- [DATA SUPPLIED]
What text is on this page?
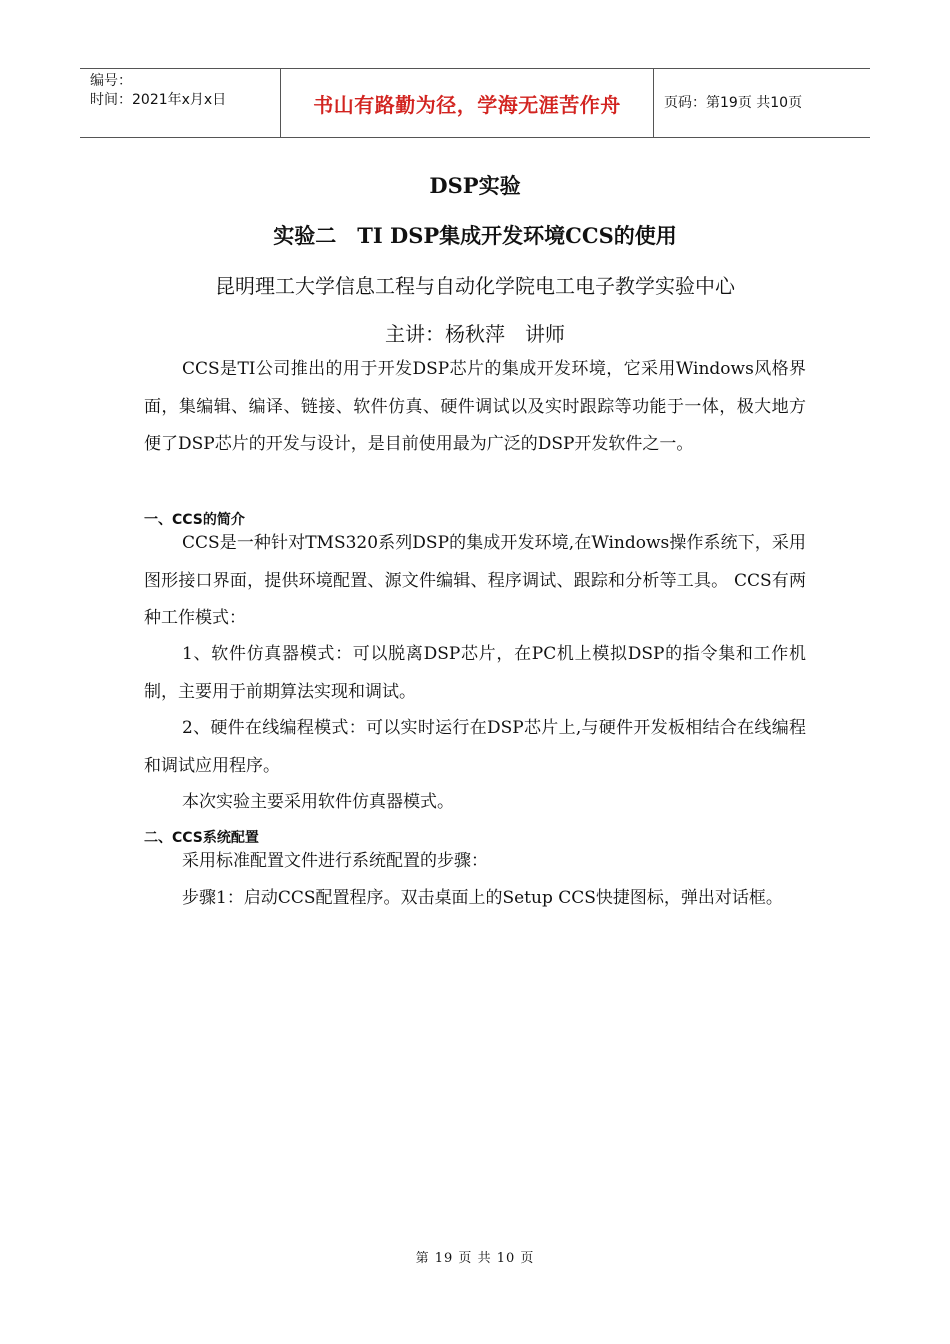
编号：
时间：2021年x月x日	书山有路勤为径，学海无涯苦作舟	页码：第19页 共10页
DSP实验
实验二　TI DSP集成开发环境CCS的使用
昆明理工大学信息工程与自动化学院电工电子教学实验中心
主讲：杨秋萍　讲师

CCS是TI公司推出的用于开发DSP芯片的集成开发环境，它采用Windows风格界面，集编辑、编译、链接、软件仿真、硬件调试以及实时跟踪等功能于一体，极大地方便了DSP芯片的开发与设计，是目前使用最为广泛的DSP开发软件之一。

一、CCS的简介

CCS是一种针对TMS320系列DSP的集成开发环境,在Windows操作系统下，采用图形接口界面，提供环境配置、源文件编辑、程序调试、跟踪和分析等工具。 CCS有两种工作模式：

1、软件仿真器模式：可以脱离DSP芯片，在PC机上模拟DSP的指令集和工作机制，主要用于前期算法实现和调试。

2、硬件在线编程模式：可以实时运行在DSP芯片上,与硬件开发板相结合在线编程和调试应用程序。

本次实验主要采用软件仿真器模式。

二、CCS系统配置

采用标准配置文件进行系统配置的步骤：

步骤1：启动CCS配置程序。双击桌面上的Setup CCS快捷图标，弹出对话框。

第 19 页 共 10 页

- [WRITTEN REQUEST] Print out the lines exactly, skipping any picture.

- [WORKED ANSWER]
What text is on this page?
编号：
时间：2021年x月x日	书山有路勤为径，学海无涯苦作舟	页码：第19页 共10页
DSP实验
实验二　TI DSP集成开发环境CCS的使用
昆明理工大学信息工程与自动化学院电工电子教学实验中心
主讲：杨秋萍　讲师

CCS是TI公司推出的用于开发DSP芯片的集成开发环境，它采用Windows风格界面，集编辑、编译、链接、软件仿真、硬件调试以及实时跟踪等功能于一体，极大地方便了DSP芯片的开发与设计，是目前使用最为广泛的DSP开发软件之一。

一、CCS的简介

CCS是一种针对TMS320系列DSP的集成开发环境,在Windows操作系统下，采用图形接口界面，提供环境配置、源文件编辑、程序调试、跟踪和分析等工具。 CCS有两种工作模式：

1、软件仿真器模式：可以脱离DSP芯片，在PC机上模拟DSP的指令集和工作机制，主要用于前期算法实现和调试。

2、硬件在线编程模式：可以实时运行在DSP芯片上,与硬件开发板相结合在线编程和调试应用程序。

本次实验主要采用软件仿真器模式。

二、CCS系统配置

采用标准配置文件进行系统配置的步骤：

步骤1：启动CCS配置程序。双击桌面上的Setup CCS快捷图标，弹出对话框。

第 19 页 共 10 页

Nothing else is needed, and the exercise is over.